Data extracted from a collection
= = = = = = =

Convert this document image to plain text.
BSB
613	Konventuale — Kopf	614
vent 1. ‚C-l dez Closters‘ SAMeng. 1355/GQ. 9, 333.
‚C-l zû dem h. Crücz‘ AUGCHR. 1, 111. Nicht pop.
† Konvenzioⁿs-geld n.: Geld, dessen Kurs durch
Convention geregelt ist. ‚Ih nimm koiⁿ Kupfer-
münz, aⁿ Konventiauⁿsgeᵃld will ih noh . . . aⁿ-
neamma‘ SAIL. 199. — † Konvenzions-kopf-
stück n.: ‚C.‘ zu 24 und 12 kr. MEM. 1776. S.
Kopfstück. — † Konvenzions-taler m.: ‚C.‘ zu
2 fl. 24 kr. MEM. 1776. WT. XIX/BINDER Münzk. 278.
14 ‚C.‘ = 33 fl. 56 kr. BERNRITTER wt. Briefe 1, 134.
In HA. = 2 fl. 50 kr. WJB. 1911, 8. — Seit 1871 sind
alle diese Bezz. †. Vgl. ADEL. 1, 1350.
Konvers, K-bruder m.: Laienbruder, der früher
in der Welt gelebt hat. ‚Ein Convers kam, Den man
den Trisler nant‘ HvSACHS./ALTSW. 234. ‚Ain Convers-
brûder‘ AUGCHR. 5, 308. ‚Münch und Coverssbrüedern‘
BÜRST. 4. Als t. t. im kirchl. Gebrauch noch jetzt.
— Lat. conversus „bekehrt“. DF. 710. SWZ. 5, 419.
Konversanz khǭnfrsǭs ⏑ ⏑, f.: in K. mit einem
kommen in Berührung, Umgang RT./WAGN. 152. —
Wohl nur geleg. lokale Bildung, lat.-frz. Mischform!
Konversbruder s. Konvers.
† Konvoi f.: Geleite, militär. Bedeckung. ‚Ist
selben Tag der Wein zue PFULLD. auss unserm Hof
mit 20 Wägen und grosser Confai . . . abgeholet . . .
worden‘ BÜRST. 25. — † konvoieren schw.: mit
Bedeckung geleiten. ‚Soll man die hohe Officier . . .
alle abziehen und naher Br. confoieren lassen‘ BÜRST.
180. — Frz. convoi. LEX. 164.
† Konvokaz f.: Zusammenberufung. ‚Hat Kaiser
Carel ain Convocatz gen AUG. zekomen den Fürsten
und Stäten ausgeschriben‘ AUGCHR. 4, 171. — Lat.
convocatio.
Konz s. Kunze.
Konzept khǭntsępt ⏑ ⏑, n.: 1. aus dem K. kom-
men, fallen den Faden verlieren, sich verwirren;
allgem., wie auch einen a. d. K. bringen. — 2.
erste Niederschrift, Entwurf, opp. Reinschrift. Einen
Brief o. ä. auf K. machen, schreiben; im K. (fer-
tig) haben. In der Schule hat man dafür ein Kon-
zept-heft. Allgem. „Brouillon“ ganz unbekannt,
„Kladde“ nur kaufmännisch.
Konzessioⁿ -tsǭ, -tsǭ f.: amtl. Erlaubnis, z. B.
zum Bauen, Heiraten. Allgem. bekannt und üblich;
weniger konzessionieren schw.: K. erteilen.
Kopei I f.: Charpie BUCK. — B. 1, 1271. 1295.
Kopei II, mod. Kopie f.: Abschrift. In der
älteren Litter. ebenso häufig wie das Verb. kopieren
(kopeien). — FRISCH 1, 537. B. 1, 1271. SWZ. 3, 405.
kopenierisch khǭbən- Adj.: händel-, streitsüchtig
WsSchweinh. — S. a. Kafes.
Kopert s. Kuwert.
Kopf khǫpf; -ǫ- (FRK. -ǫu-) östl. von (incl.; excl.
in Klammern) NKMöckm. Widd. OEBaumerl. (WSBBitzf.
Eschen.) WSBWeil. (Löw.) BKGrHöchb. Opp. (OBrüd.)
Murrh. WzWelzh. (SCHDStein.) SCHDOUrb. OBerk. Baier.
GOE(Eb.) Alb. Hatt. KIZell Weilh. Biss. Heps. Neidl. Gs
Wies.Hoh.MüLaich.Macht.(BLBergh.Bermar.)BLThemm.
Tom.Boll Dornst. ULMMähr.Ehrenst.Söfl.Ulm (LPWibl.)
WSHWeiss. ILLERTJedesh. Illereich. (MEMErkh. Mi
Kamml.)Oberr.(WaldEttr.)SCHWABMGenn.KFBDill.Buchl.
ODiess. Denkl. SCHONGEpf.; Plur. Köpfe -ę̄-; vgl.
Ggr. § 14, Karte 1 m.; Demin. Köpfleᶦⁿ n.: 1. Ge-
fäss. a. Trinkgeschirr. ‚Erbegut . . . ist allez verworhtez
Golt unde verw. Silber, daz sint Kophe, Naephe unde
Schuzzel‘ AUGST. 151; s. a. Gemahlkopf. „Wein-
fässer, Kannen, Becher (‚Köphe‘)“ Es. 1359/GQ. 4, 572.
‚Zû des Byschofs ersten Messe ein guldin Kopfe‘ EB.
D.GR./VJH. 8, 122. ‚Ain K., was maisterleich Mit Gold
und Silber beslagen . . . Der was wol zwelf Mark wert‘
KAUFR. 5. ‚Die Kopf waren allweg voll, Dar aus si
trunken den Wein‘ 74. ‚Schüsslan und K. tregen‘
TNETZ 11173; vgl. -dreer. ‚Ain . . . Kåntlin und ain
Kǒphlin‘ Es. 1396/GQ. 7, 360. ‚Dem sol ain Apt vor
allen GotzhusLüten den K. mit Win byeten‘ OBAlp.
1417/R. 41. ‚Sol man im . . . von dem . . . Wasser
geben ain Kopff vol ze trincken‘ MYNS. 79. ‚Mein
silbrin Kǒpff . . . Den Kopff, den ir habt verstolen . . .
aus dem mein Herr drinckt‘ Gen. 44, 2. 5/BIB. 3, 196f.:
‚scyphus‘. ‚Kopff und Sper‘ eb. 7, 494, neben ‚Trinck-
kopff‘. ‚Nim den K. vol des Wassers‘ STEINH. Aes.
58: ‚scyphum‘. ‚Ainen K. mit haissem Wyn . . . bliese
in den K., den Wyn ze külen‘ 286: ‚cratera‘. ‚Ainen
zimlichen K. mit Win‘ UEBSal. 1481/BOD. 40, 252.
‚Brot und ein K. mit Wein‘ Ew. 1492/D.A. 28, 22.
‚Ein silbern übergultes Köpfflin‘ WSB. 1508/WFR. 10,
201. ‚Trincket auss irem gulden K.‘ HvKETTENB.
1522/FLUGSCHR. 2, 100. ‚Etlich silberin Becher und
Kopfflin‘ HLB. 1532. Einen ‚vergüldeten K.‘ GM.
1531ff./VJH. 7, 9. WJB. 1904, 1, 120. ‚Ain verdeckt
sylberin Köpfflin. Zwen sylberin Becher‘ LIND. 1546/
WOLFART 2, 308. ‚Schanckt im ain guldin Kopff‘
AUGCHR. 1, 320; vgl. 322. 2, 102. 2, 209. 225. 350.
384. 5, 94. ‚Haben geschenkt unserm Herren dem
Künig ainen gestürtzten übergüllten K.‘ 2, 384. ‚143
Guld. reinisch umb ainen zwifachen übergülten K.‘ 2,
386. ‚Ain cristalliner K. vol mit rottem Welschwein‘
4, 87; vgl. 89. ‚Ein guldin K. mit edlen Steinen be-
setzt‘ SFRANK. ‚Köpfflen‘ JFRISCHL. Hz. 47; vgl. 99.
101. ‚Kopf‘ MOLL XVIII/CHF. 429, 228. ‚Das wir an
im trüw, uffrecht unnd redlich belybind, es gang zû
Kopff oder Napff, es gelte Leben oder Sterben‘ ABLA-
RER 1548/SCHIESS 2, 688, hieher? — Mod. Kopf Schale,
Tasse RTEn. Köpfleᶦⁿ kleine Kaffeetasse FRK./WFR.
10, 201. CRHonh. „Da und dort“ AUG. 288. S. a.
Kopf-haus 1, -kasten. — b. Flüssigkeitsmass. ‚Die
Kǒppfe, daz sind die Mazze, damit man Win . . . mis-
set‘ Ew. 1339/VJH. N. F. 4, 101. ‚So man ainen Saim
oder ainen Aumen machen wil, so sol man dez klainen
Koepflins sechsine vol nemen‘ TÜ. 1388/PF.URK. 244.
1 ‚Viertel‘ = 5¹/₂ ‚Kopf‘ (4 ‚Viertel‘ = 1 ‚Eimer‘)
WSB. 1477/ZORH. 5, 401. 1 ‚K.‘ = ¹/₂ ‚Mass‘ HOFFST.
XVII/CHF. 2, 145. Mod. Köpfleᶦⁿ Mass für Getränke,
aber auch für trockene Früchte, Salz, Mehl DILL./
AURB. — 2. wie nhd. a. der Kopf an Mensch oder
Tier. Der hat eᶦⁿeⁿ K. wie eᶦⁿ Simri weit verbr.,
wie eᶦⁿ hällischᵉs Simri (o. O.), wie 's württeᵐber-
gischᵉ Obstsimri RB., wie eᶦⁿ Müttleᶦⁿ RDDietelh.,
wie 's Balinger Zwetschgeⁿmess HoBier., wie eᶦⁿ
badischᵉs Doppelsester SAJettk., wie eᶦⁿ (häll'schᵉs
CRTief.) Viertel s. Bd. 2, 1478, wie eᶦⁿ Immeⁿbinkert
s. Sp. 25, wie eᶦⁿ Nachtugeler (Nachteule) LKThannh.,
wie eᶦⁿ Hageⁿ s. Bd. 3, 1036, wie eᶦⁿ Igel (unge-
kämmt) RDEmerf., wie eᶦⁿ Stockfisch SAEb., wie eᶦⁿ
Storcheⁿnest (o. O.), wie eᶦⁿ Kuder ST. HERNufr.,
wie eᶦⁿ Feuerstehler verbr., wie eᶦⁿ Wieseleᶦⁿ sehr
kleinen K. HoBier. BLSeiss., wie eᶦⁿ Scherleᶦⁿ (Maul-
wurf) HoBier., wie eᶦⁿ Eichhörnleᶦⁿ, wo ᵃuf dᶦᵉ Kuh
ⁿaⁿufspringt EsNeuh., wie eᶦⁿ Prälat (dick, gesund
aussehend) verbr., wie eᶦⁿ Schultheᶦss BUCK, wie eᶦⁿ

= = = = = = =

# Instructions for the task
Pick out each line that holds the string "oder".

# Task result
Kopff oder Napff, es gelte Leben oder Sterben‘ ABLA-
oder ainen Aumen machen wil, so sol man dez klainen
AURB. — 2. wie nhd. a. der Kopf an Mensch oder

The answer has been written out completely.